── Supplied data

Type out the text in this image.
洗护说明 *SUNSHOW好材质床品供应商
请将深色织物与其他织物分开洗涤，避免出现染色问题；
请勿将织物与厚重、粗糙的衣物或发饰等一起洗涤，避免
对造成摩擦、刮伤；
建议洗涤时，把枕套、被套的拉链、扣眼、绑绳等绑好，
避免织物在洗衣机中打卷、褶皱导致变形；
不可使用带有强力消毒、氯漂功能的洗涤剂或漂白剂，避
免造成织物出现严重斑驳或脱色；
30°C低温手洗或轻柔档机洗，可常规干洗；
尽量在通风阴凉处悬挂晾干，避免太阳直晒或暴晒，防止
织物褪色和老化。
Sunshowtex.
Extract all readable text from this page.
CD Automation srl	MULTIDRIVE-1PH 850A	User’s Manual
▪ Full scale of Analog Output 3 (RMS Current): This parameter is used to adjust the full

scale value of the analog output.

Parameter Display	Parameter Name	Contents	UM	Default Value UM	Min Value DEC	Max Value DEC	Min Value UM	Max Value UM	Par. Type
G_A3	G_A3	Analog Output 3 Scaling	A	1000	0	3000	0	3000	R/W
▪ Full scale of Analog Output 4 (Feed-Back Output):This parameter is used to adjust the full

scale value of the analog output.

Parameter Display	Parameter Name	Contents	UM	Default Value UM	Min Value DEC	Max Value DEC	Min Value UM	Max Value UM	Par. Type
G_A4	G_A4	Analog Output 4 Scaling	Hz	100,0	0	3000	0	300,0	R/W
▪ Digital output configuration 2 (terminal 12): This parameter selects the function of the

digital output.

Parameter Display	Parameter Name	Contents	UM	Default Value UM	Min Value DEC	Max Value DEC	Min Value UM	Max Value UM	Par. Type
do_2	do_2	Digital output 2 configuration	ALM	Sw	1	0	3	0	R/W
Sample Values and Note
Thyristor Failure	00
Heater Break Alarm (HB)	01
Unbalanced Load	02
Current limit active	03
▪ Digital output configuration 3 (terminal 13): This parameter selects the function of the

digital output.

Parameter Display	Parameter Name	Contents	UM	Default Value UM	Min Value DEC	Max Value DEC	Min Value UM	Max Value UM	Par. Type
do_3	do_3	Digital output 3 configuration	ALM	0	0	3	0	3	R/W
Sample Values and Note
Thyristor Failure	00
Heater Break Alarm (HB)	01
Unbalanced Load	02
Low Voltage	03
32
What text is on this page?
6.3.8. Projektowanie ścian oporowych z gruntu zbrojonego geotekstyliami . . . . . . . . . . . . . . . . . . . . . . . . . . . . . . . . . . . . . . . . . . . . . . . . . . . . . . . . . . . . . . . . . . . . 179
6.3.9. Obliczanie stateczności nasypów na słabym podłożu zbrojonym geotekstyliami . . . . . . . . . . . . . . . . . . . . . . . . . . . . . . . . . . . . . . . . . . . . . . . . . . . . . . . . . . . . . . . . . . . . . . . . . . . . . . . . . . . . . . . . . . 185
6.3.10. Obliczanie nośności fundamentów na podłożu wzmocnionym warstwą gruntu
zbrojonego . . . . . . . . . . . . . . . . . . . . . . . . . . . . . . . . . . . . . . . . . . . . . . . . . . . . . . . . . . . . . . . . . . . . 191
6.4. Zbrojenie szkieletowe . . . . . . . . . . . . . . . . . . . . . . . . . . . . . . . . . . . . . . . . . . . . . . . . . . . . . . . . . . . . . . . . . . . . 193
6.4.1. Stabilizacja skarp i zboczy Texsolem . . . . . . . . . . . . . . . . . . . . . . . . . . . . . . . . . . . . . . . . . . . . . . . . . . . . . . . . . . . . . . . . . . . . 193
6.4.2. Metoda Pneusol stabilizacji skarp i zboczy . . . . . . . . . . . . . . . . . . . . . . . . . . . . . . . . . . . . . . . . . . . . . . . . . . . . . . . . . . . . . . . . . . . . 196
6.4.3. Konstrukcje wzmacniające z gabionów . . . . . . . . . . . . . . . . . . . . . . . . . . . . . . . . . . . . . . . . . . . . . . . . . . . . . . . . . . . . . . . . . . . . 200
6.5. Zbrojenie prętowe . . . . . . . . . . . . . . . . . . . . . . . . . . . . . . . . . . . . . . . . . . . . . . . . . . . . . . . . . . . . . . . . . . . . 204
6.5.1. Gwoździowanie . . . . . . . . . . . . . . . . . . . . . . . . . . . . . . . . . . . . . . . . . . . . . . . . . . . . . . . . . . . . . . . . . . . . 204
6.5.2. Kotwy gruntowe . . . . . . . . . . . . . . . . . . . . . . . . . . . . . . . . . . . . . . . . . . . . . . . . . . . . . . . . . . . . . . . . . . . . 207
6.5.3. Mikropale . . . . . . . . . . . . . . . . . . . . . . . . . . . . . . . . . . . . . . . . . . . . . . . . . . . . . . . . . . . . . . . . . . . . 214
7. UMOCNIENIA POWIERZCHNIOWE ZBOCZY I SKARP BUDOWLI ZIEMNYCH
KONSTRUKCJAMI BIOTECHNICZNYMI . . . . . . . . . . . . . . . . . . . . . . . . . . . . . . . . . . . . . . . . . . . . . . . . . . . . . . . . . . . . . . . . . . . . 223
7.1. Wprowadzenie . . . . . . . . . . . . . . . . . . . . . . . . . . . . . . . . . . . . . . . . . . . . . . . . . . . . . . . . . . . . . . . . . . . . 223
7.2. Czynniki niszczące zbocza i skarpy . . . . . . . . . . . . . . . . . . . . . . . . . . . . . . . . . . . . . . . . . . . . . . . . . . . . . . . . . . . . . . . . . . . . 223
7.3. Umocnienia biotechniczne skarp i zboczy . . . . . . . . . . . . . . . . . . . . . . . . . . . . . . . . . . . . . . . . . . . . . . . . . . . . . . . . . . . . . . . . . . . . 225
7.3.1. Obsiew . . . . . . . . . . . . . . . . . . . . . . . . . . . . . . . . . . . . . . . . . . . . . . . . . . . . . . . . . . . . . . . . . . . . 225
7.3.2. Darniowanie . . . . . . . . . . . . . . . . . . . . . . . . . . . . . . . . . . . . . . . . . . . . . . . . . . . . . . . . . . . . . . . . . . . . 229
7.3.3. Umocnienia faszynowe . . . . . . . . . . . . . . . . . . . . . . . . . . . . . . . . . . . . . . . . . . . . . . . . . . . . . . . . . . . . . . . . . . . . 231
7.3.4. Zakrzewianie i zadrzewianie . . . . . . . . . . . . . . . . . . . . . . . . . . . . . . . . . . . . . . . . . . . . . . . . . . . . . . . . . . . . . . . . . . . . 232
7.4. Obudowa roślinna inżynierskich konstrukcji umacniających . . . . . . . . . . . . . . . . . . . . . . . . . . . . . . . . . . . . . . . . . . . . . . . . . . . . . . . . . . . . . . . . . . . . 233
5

────

Task to carry out: Of the lines in the data, how many contain the word "Obliczanie"? Provide the number and nothing further.

The solution: 2